### Task to carry out:
Each of the entries should be retyped precisely as it appears.

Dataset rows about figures
================================
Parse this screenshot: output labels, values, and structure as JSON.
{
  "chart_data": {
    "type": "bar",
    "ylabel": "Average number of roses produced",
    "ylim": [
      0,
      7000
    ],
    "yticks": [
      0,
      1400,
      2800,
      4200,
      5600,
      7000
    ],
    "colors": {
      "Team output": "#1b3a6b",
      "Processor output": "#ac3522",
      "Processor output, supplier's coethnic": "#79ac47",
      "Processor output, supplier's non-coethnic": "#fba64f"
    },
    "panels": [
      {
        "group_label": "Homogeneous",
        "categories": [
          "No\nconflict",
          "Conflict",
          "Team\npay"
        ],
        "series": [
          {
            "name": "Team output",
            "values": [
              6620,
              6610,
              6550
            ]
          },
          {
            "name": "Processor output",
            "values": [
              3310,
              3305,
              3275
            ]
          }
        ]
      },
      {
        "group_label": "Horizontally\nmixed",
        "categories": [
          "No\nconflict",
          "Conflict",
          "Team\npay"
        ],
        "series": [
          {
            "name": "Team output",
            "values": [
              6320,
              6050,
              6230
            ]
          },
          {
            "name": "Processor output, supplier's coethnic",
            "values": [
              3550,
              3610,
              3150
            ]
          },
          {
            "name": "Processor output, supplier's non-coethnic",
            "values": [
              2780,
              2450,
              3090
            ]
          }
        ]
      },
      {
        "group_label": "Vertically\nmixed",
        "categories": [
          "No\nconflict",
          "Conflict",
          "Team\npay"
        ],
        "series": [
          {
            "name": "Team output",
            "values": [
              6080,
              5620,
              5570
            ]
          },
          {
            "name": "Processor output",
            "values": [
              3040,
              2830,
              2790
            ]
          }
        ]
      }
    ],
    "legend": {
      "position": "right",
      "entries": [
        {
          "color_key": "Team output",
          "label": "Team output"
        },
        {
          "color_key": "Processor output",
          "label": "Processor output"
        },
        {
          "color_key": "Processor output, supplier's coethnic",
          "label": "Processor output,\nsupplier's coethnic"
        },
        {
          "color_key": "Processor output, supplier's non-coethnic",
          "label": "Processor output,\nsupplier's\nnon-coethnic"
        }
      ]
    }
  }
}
================================
### Written solution:
Parse this screenshot: output labels, values, and structure as JSON.
{
  "chart_data": {
    "type": "bar",
    "ylabel": "Average number of roses produced",
    "ylim": [
      0,
      7000
    ],
    "yticks": [
      0,
      1400,
      2800,
      4200,
      5600,
      7000
    ],
    "colors": {
      "Team output": "#1b3a6b",
      "Processor output": "#ac3522",
      "Processor output, supplier's coethnic": "#79ac47",
      "Processor output, supplier's non-coethnic": "#fba64f"
    },
    "panels": [
      {
        "group_label": "Homogeneous",
        "categories": [
          "No\nconflict",
          "Conflict",
          "Team\npay"
        ],
        "series": [
          {
            "name": "Team output",
            "values": [
              6620,
              6610,
              6550
            ]
          },
          {
            "name": "Processor output",
            "values": [
              3310,
              3305,
              3275
            ]
          }
        ]
      },
      {
        "group_label": "Horizontally\nmixed",
        "categories": [
          "No\nconflict",
          "Conflict",
          "Team\npay"
        ],
        "series": [
          {
            "name": "Team output",
            "values": [
              6320,
              6050,
              6230
            ]
          },
          {
            "name": "Processor output, supplier's coethnic",
            "values": [
              3550,
              3610,
              3150
            ]
          },
          {
            "name": "Processor output, supplier's non-coethnic",
            "values": [
              2780,
              2450,
              3090
            ]
          }
        ]
      },
      {
        "group_label": "Vertically\nmixed",
        "categories": [
          "No\nconflict",
          "Conflict",
          "Team\npay"
        ],
        "series": [
          {
            "name": "Team output",
            "values": [
              6080,
              5620,
              5570
            ]
          },
          {
            "name": "Processor output",
            "values": [
              3040,
              2830,
              2790
            ]
          }
        ]
      }
    ],
    "legend": {
      "position": "right",
      "entries": [
        {
          "color_key": "Team output",
          "label": "Team output"
        },
        {
          "color_key": "Processor output",
          "label": "Processor output"
        },
        {
          "color_key": "Processor output, supplier's coethnic",
          "label": "Processor output,\nsupplier's coethnic"
        },
        {
          "color_key": "Processor output, supplier's non-coethnic",
          "label": "Processor output,\nsupplier's\nnon-coethnic"
        }
      ]
    }
  }
}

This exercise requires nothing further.